- _GIVEN ENTRIES_
··········

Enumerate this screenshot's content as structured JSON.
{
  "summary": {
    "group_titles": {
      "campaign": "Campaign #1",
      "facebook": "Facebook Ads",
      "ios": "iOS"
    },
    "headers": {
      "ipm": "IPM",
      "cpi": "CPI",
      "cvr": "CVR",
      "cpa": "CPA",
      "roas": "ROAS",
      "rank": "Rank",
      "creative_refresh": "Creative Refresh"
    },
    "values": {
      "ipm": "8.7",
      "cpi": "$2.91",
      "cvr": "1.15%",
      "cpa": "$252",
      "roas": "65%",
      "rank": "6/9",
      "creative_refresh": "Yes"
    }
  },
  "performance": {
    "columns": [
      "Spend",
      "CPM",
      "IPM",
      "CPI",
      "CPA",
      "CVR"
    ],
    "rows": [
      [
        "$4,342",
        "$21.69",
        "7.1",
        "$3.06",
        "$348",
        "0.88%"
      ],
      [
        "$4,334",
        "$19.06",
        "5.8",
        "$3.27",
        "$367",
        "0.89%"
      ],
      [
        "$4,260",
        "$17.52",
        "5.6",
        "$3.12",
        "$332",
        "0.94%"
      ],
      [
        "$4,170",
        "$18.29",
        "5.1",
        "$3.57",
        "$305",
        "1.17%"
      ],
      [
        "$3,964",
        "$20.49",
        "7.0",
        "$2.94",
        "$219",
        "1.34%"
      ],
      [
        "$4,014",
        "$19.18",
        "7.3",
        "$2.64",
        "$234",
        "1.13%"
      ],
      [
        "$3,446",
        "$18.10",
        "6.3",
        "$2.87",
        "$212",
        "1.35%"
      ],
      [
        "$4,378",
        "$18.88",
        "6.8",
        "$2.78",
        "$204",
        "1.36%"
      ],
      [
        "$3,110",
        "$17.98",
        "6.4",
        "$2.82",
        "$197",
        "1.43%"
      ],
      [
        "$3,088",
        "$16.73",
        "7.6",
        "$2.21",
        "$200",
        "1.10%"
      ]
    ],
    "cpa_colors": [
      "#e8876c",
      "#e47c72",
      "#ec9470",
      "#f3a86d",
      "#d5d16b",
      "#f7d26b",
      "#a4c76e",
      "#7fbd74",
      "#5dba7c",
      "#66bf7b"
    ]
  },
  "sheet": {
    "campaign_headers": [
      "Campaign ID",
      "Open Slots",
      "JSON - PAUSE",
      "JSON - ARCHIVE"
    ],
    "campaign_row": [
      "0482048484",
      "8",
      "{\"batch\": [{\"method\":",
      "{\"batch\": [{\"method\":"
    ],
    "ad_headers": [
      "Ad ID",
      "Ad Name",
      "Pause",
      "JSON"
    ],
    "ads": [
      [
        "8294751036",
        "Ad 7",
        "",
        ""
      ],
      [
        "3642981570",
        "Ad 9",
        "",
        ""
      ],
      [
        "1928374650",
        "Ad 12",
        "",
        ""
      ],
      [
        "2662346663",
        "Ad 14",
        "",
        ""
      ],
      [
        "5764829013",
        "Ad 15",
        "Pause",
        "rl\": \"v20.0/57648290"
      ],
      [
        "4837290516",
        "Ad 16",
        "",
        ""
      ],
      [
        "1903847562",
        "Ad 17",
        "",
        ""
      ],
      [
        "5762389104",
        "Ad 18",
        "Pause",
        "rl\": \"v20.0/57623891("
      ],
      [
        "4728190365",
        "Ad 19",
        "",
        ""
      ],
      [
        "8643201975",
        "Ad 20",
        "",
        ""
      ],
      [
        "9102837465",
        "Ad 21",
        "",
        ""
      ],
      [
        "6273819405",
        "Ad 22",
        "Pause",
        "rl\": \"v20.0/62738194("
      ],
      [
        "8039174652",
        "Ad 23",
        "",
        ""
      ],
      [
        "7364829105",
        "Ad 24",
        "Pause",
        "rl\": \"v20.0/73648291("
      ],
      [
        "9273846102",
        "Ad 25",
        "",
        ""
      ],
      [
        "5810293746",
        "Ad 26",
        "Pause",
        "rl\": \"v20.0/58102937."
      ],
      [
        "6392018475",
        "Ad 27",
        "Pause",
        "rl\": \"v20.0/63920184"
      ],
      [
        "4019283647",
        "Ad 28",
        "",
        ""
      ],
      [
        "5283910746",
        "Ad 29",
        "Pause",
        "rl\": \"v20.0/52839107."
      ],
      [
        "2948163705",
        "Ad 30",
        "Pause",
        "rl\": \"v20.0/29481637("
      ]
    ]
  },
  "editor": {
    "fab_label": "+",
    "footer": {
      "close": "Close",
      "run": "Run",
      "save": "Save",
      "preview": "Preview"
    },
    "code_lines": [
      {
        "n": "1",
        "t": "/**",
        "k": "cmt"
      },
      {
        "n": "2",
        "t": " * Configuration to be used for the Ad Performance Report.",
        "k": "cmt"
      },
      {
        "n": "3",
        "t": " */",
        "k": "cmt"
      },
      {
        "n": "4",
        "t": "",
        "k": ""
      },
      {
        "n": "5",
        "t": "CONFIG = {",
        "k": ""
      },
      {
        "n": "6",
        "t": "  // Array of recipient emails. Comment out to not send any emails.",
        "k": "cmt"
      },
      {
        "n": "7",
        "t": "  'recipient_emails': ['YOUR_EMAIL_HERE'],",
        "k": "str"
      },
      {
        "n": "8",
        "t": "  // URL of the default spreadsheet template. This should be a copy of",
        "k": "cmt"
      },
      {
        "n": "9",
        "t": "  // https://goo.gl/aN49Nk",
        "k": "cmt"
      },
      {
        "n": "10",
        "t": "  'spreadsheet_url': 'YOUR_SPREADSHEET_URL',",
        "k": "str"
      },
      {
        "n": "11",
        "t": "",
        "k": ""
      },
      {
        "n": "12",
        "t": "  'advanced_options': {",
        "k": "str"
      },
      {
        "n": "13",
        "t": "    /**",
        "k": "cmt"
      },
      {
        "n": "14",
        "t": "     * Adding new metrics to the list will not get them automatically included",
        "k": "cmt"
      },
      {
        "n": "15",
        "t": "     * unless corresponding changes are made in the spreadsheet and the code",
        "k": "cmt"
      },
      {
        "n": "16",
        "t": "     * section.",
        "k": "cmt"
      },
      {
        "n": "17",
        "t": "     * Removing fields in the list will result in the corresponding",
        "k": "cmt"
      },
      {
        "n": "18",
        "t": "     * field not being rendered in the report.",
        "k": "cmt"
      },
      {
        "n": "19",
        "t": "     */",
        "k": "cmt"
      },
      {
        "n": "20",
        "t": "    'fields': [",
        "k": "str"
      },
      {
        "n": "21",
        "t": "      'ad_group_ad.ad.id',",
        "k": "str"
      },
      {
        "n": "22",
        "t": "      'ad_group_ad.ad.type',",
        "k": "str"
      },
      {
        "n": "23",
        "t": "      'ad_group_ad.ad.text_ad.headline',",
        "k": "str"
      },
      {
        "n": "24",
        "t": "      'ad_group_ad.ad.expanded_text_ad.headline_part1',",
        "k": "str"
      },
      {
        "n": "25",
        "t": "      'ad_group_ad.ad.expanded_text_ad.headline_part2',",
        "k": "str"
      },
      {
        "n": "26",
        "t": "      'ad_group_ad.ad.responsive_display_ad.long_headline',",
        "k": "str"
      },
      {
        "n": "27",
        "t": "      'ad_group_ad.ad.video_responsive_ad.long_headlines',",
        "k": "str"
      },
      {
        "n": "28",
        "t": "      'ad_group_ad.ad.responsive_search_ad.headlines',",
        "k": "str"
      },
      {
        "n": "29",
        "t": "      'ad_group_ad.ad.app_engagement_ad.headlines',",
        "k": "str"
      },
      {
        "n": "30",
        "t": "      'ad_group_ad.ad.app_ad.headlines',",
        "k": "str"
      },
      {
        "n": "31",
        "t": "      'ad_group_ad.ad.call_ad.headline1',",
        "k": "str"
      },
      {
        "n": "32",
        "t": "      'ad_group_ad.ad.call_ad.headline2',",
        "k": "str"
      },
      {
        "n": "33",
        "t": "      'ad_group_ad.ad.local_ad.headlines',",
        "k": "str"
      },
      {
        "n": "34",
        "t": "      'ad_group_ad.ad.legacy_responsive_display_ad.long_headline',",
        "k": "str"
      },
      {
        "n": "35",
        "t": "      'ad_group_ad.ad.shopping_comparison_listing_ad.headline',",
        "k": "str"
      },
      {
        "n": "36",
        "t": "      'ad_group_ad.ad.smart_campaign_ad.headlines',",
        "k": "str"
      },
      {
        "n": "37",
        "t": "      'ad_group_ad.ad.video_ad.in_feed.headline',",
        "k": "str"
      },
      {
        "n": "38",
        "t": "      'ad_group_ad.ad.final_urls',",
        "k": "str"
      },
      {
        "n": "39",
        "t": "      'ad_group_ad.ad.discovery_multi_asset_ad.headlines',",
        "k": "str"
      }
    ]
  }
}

··········

Among the lines of the data, identify those with the word "will". Copy each of them.

        "t": "     * Adding new metrics to the list will not get them automatically included",
        "t": "     * Removing fields in the list will result in the corresponding",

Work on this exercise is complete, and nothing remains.